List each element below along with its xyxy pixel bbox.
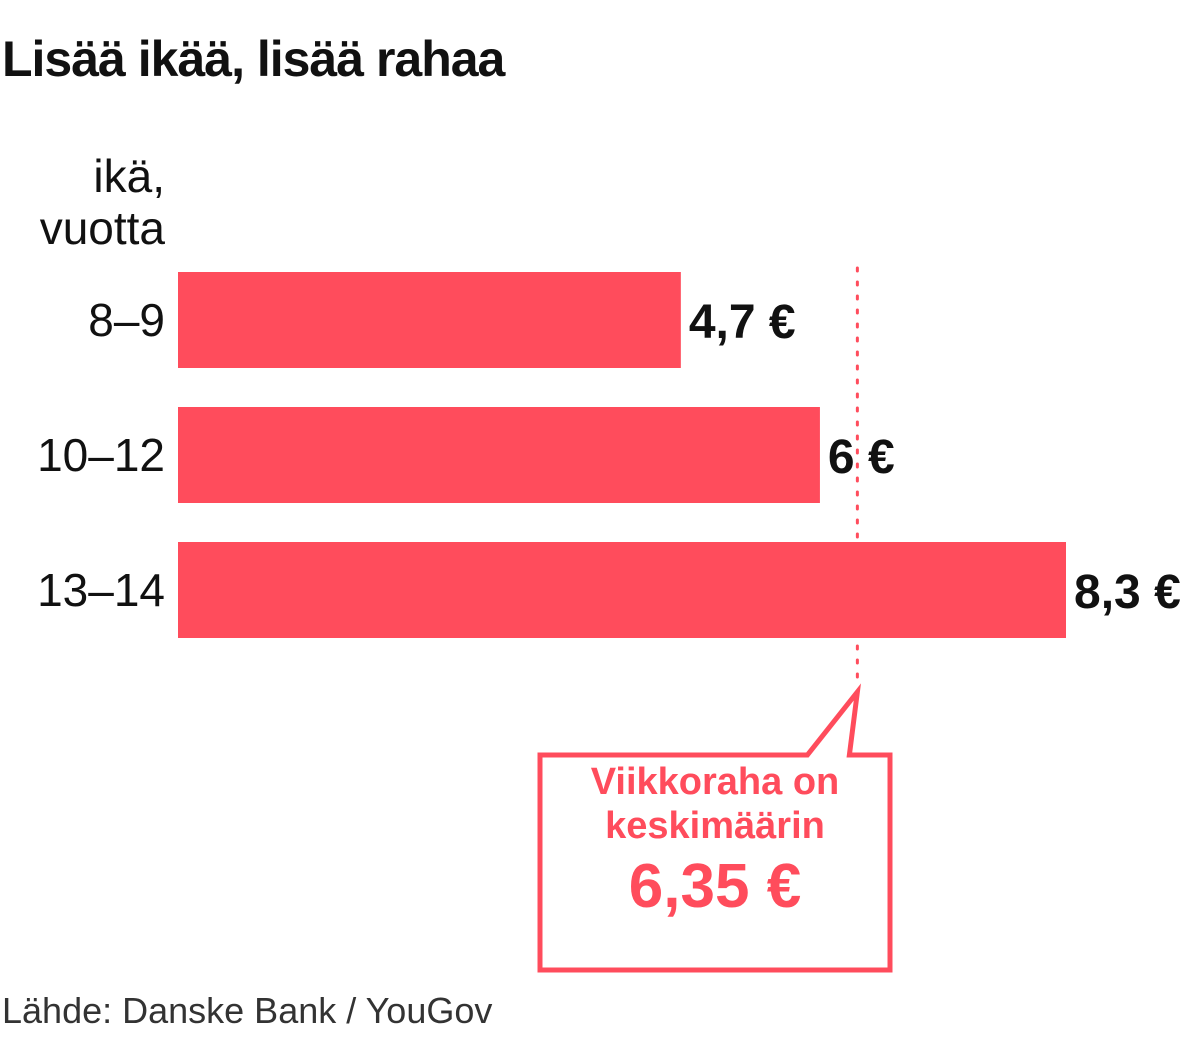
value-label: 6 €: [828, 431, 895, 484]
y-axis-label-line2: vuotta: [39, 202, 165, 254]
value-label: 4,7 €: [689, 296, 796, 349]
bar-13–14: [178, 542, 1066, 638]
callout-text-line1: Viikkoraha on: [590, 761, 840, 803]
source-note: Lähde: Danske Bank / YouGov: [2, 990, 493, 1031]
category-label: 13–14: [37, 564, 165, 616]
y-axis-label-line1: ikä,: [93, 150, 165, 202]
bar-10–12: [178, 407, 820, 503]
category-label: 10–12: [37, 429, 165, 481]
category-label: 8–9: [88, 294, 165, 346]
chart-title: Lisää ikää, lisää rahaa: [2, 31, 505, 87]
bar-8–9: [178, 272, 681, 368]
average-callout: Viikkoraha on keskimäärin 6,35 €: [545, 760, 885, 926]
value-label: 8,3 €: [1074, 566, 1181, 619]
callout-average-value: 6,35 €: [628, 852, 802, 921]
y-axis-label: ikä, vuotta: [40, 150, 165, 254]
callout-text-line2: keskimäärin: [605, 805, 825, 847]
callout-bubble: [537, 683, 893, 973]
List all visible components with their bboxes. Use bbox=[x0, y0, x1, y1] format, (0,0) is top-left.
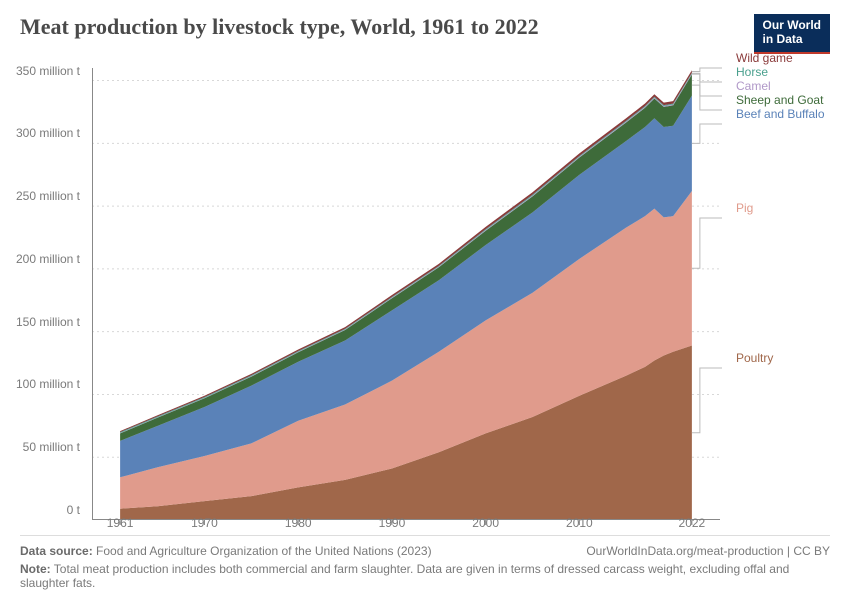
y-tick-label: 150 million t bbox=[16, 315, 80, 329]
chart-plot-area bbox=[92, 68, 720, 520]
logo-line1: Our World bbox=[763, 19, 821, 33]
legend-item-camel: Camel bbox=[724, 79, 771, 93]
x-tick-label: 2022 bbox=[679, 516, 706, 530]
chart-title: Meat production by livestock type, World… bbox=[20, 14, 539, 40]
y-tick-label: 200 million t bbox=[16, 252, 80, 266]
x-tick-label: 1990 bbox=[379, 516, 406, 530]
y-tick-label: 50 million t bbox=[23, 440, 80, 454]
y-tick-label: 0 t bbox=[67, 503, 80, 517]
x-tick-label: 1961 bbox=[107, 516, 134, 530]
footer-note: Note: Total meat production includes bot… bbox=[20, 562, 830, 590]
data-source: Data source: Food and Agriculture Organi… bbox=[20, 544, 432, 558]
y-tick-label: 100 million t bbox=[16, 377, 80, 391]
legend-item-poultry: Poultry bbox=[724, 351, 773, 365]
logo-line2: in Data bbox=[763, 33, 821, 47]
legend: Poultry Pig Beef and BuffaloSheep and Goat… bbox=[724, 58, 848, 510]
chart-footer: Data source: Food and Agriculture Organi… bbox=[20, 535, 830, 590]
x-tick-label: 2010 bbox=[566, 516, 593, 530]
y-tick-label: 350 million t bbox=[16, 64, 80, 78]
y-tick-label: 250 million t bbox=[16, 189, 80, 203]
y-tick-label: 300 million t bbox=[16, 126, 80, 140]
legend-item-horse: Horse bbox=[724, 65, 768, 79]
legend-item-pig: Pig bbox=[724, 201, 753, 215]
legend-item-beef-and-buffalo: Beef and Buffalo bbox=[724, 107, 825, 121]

——

TASK OBJECTIVE: Copy out the rows above word for word, from the line containing "value-label: 6 €: [828, 431, 895, 484]" through the line containing "List all visible", both included.

REPLY:
value-label: 6 €: [828, 431, 895, 484]
y-axis-label-line2: vuotta: [39, 202, 165, 254]
value-label: 4,7 €: [689, 296, 796, 349]
bar-13–14: [178, 542, 1066, 638]
callout-text-line1: Viikkoraha on: [590, 761, 840, 803]
source-note: Lähde: Danske Bank / YouGov: [2, 990, 493, 1031]
category-label: 13–14: [37, 564, 165, 616]
y-axis-label-line1: ikä,: [93, 150, 165, 202]
bar-10–12: [178, 407, 820, 503]
category-label: 10–12: [37, 429, 165, 481]
category-label: 8–9: [88, 294, 165, 346]
chart-title: Lisää ikää, lisää rahaa: [2, 31, 505, 87]
bar-8–9: [178, 272, 681, 368]
average-callout: Viikkoraha on keskimäärin 6,35 €: [545, 760, 885, 926]
value-label: 8,3 €: [1074, 566, 1181, 619]
callout-average-value: 6,35 €: [628, 852, 802, 921]
y-axis-label: ikä, vuotta: [40, 150, 165, 254]
callout-text-line2: keskimäärin: [605, 805, 825, 847]
callout-bubble: [537, 683, 893, 973]
List all visible components with their bboxes. Use bbox=[x0, y0, x1, y1] format, (0,0) is top-left.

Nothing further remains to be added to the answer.